* [DATA SUPPLIED]:
○ ○ ○
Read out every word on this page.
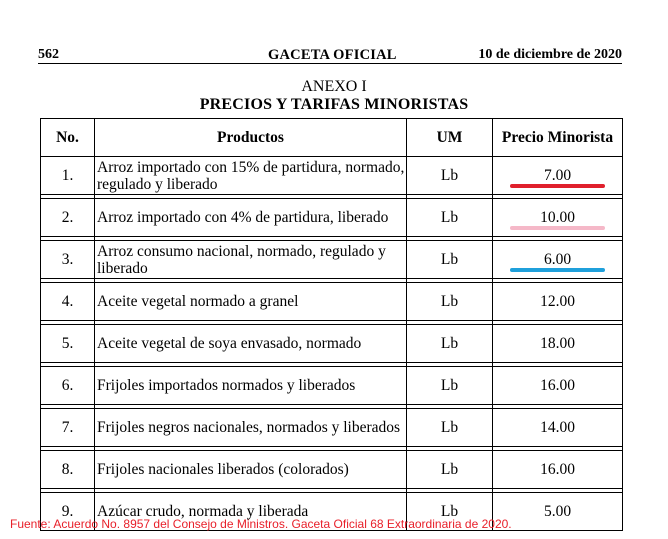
562	GACETA OFICIAL	10 de diciembre de 2020
ANEXO I
PRECIOS Y TARIFAS MINORISTAS
No.	Productos	UM	Precio Minorista
1.	Arroz importado con 15% de partidura, normado, regulado y liberado	Lb	7.00

2.	Arroz importado con 4% de partidura, liberado	Lb	10.00

3.	Arroz consumo nacional, normado, regulado y liberado	Lb	6.00

4.	Aceite vegetal normado a granel	Lb	12.00

5.	Aceite vegetal de soya envasado, normado	Lb	18.00

6.	Frijoles importados normados y liberados	Lb	16.00

7.	Frijoles negros nacionales, normados y liberados	Lb	14.00

8.	Frijoles nacionales liberados (colorados)	Lb	16.00

9.	Azúcar crudo, normada y liberada	Lb	5.00
Fuente: Acuerdo No. 8957 del Consejo de Ministros. Gaceta Oficial 68 Extraordinaria de 2020.
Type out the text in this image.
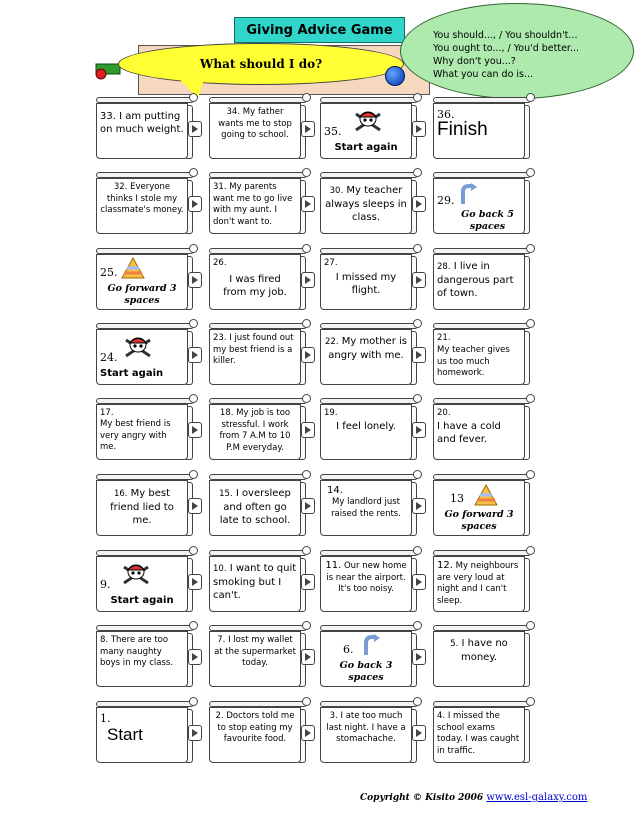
What should I do?
Giving Advice Game	You should..., / You shouldn't...
You ought to..., / You'd better...
Why don't you...?
What you can do is...
33. I am putting on much weight.
34. My father wants me to stop going to school.	35.
Start again
36.
Finish
32. Everyone thinks I stole my classmate's money.
31. My parents want me to go live with my aunt. I don't want to.
30. My teacher always sleeps in class.
29.
Go back 5 spaces
25.
Go forward 3 spaces
26.
I was fired from my job.
27.
I missed my flight.
28. I live in dangerous part of town.
24.
Start again
23. I just found out my best friend is a killer.
22. My mother is angry with me.
21.
My teacher gives us too much homework.
17.
My best friend is very angry with me.
18. My job is too stressful. I work from 7 A.M to 10 P.M everyday.
19.
I feel lonely.
20.
I have a cold and fever.
16. My best friend lied to me.
15. I oversleep and often go late to school.
14.
My landlord just raised the rents.
13
Go forward 3 spaces
9.
Start again
10. I want to quit smoking but I can't.
11. Our new home is near the airport. It's too noisy.
12. My neighbours are very loud at night and I can't sleep.
8. There are too many naughty boys in my class.
7. I lost my wallet at the supermarket today.
6.
Go back 3 spaces
5. I have no money.
1.
Start
2. Doctors told me to stop eating my favourite food.
3. I ate too much last night. I have a stomachache.
4. I missed the school exams today. I was caught in traffic.
Copyright © Kisito 2006 www.esl-galaxy.com
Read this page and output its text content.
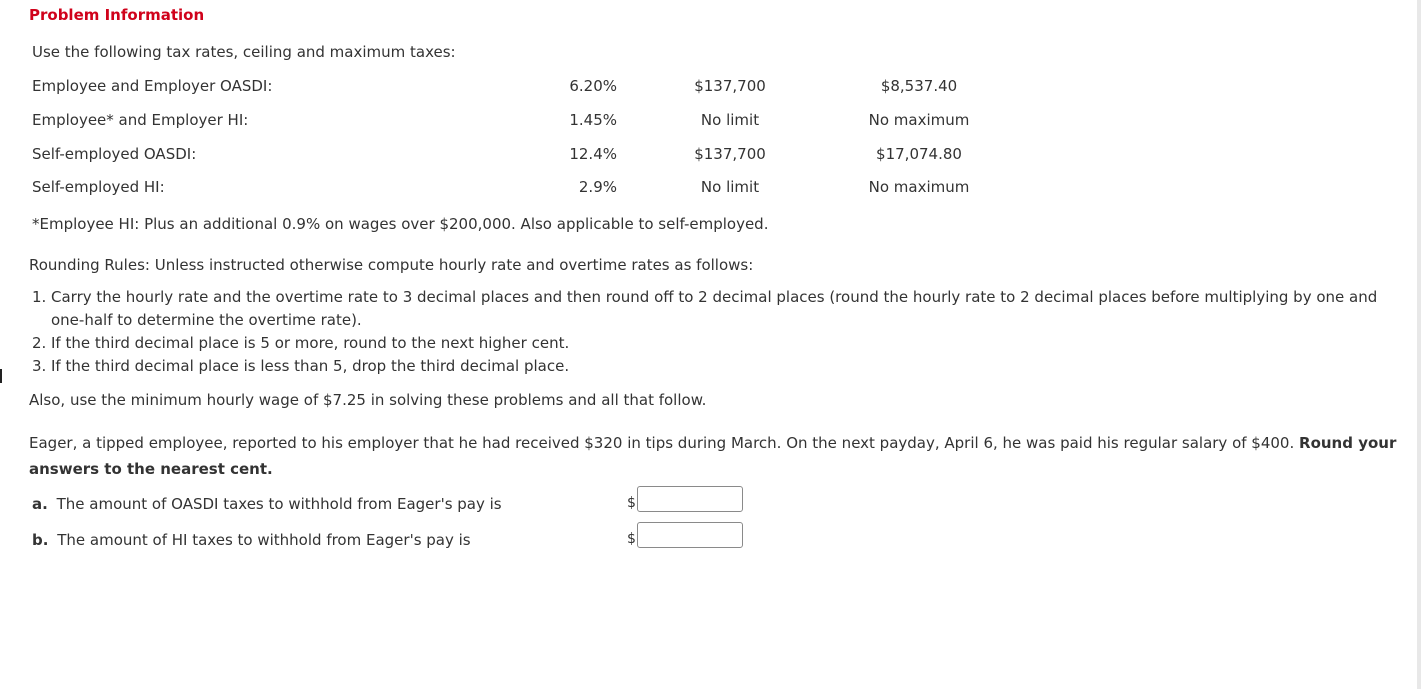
Problem Information
Use the following tax rates, ceiling and maximum taxes:
Employee and Employer OASDI:	6.20%	$137,700	$8,537.40
Employee* and Employer HI:	1.45%	No limit	No maximum
Self-employed OASDI:	12.4%	$137,700	$17,074.80
Self-employed HI:	2.9%	No limit	No maximum
*Employee HI: Plus an additional 0.9% on wages over $200,000. Also applicable to self-employed.
Rounding Rules: Unless instructed otherwise compute hourly rate and overtime rates as follows:
1. Carry the hourly rate and the overtime rate to 3 decimal places and then round off to 2 decimal places (round the hourly rate to 2 decimal places before multiplying by one and one-half to determine the overtime rate).
2. If the third decimal place is 5 or more, round to the next higher cent.
3. If the third decimal place is less than 5, drop the third decimal place.
Also, use the minimum hourly wage of $7.25 in solving these problems and all that follow.
Eager, a tipped employee, reported to his employer that he had received $320 in tips during March. On the next payday, April 6, he was paid his regular salary of $400. Round your answers to the nearest cent.
a. The amount of OASDI taxes to withhold from Eager's pay is	$
b. The amount of HI taxes to withhold from Eager's pay is	$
○ ○ ○
* [REQUIRED WORK]:
Copy all lines from the entries that contain the word "third".

* [EXERCISE SOLUTION]:
2. If the third decimal place is 5 or more, round to the next higher cent.
3. If the third decimal place is less than 5, drop the third decimal place.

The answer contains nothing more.